---- Raw data

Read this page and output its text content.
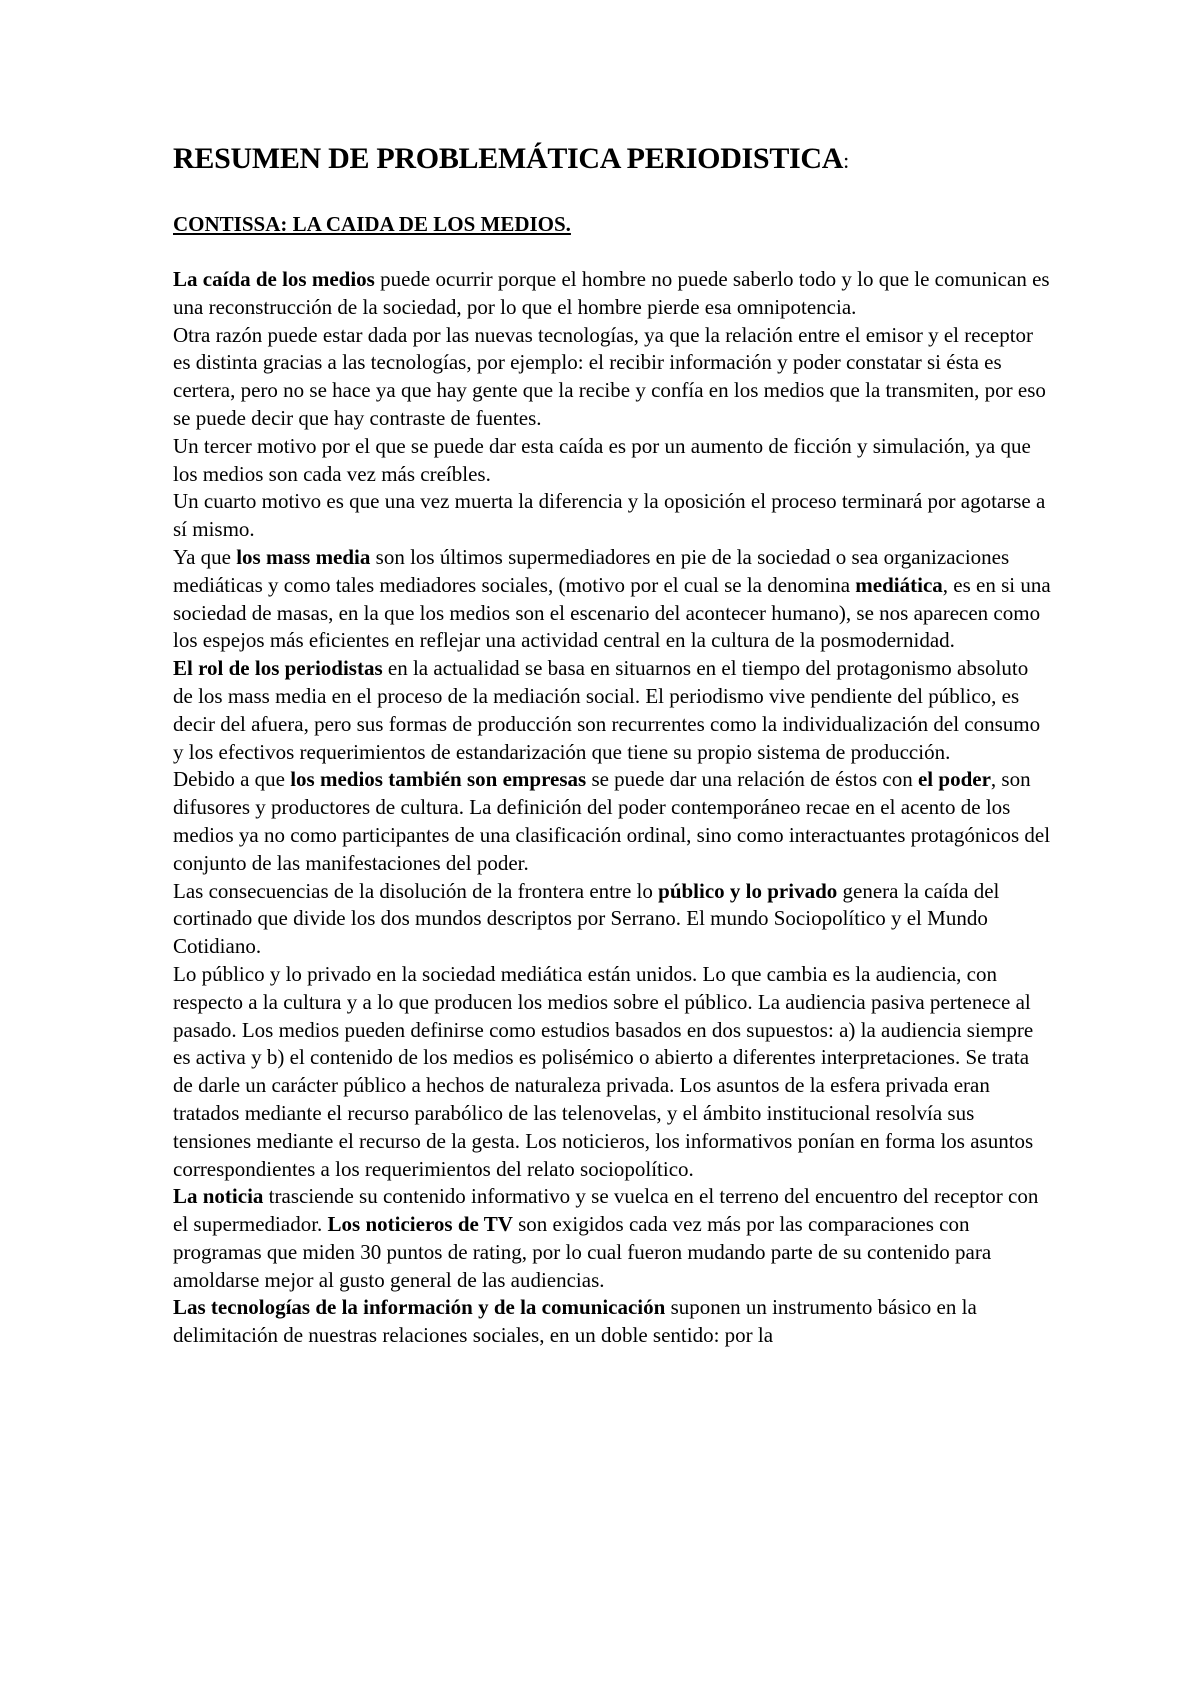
RESUMEN DE PROBLEMÁTICA PERIODISTICA:
CONTISSA: LA CAIDA DE LOS MEDIOS.

La caída de los medios puede ocurrir porque el hombre no puede saberlo todo y lo que le comunican es una reconstrucción de la sociedad, por lo que el hombre pierde esa omnipotencia.

Otra razón puede estar dada por las nuevas tecnologías, ya que la relación entre el emisor y el receptor es distinta gracias a las tecnologías, por ejemplo: el recibir información y poder constatar si ésta es certera, pero no se hace ya que hay gente que la recibe y confía en los medios que la transmiten, por eso se puede decir que hay contraste de fuentes.

Un tercer motivo por el que se puede dar esta caída es por un aumento de ficción y simulación, ya que los medios son cada vez más creíbles.

Un cuarto motivo es que una vez muerta la diferencia y la oposición el proceso terminará por agotarse a sí mismo.

Ya que los mass media son los últimos supermediadores en pie de la sociedad o sea organizaciones mediáticas y como tales mediadores sociales, (motivo por el cual se la denomina mediática, es en si una sociedad de masas, en la que los medios son el escenario del acontecer humano), se nos aparecen como los espejos más eficientes en reflejar una actividad central en la cultura de la posmodernidad.

El rol de los periodistas en la actualidad se basa en situarnos en el tiempo del protagonismo absoluto de los mass media en el proceso de la mediación social. El periodismo vive pendiente del público, es decir del afuera, pero sus formas de producción son recurrentes como la individualización del consumo y los efectivos requerimientos de estandarización que tiene su propio sistema de producción.

Debido a que los medios también son empresas se puede dar una relación de éstos con el poder, son difusores y productores de cultura. La definición del poder contemporáneo recae en el acento de los medios ya no como participantes de una clasificación ordinal, sino como interactuantes protagónicos del conjunto de las manifestaciones del poder.

Las consecuencias de la disolución de la frontera entre lo público y lo privado genera la caída del cortinado que divide los dos mundos descriptos por Serrano. El mundo Sociopolítico y el Mundo Cotidiano.

Lo público y lo privado en la sociedad mediática están unidos. Lo que cambia es la audiencia, con respecto a la cultura y a lo que producen los medios sobre el público. La audiencia pasiva pertenece al pasado. Los medios pueden definirse como estudios basados en dos supuestos: a) la audiencia siempre es activa y b) el contenido de los medios es polisémico o abierto a diferentes interpretaciones. Se trata de darle un carácter público a hechos de naturaleza privada. Los asuntos de la esfera privada eran tratados mediante el recurso parabólico de las telenovelas, y el ámbito institucional resolvía sus tensiones mediante el recurso de la gesta. Los noticieros, los informativos ponían en forma los asuntos correspondientes a los requerimientos del relato sociopolítico.

La noticia trasciende su contenido informativo y se vuelca en el terreno del encuentro del receptor con el supermediador. Los noticieros de TV son exigidos cada vez más por las comparaciones con programas que miden 30 puntos de rating, por lo cual fueron mudando parte de su contenido para amoldarse mejor al gusto general de las audiencias.

Las tecnologías de la información y de la comunicación suponen un instrumento básico en la delimitación de nuestras relaciones sociales, en un doble sentido: por la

--------

- **Challenge**:
Read the lines above. Gather those in which the string "tecnologías" is found.

- **Exercise answer**:
Otra razón puede estar dada por las nuevas tecnologías, ya que la relación entre el emisor y el receptor es distinta gracias a las tecnologías, por ejemplo: el recibir información y poder constatar si ésta es certera, pero no se hace ya que hay gente que la recibe y confía en los medios que la transmiten, por eso se puede decir que hay contraste de fuentes.
Las tecnologías de la información y de la comunicación suponen un instrumento básico en la delimitación de nuestras relaciones sociales, en un doble sentido: por la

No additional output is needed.